> _What you should do_: Give the data below again, word for word.

◇ ◇ ◇ ◇ ◇

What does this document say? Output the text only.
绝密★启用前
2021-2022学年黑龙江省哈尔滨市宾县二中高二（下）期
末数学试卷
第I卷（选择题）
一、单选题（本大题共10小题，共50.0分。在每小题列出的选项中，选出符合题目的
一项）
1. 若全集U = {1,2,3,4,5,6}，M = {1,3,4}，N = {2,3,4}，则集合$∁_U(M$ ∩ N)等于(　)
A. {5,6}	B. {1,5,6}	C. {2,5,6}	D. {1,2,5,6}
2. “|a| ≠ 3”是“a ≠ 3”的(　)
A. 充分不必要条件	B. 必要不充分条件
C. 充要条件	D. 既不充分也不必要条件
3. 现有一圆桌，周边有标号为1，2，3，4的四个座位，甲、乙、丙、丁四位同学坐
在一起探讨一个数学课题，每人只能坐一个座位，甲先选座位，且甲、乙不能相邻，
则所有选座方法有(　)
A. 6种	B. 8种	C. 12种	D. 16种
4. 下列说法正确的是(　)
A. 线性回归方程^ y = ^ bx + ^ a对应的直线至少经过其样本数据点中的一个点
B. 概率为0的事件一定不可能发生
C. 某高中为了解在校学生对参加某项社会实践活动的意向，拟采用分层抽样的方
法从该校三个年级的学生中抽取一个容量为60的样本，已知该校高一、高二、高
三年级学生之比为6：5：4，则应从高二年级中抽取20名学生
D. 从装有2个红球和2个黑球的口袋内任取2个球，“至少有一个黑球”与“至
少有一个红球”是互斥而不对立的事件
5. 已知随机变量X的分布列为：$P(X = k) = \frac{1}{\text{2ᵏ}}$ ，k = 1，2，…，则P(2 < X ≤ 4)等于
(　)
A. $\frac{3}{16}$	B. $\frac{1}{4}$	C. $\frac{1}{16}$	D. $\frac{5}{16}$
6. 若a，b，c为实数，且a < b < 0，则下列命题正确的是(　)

◇ ◇ ◇ ◇ ◇

> _Solution to the exercise_:
What does this document say? Output the text only.
绝密★启用前
2021-2022学年黑龙江省哈尔滨市宾县二中高二（下）期
末数学试卷
第I卷（选择题）
一、单选题（本大题共10小题，共50.0分。在每小题列出的选项中，选出符合题目的
一项）
1. 若全集U = {1,2,3,4,5,6}，M = {1,3,4}，N = {2,3,4}，则集合$∁_U(M$ ∩ N)等于(　)
A. {5,6}	B. {1,5,6}	C. {2,5,6}	D. {1,2,5,6}
2. “|a| ≠ 3”是“a ≠ 3”的(　)
A. 充分不必要条件	B. 必要不充分条件
C. 充要条件	D. 既不充分也不必要条件
3. 现有一圆桌，周边有标号为1，2，3，4的四个座位，甲、乙、丙、丁四位同学坐
在一起探讨一个数学课题，每人只能坐一个座位，甲先选座位，且甲、乙不能相邻，
则所有选座方法有(　)
A. 6种	B. 8种	C. 12种	D. 16种
4. 下列说法正确的是(　)
A. 线性回归方程^ y = ^ bx + ^ a对应的直线至少经过其样本数据点中的一个点
B. 概率为0的事件一定不可能发生
C. 某高中为了解在校学生对参加某项社会实践活动的意向，拟采用分层抽样的方
法从该校三个年级的学生中抽取一个容量为60的样本，已知该校高一、高二、高
三年级学生之比为6：5：4，则应从高二年级中抽取20名学生
D. 从装有2个红球和2个黑球的口袋内任取2个球，“至少有一个黑球”与“至
少有一个红球”是互斥而不对立的事件
5. 已知随机变量X的分布列为：$P(X = k) = \frac{1}{\text{2ᵏ}}$ ，k = 1，2，…，则P(2 < X ≤ 4)等于
(　)
A. $\frac{3}{16}$	B. $\frac{1}{4}$	C. $\frac{1}{16}$	D. $\frac{5}{16}$
6. 若a，b，c为实数，且a < b < 0，则下列命题正确的是(　)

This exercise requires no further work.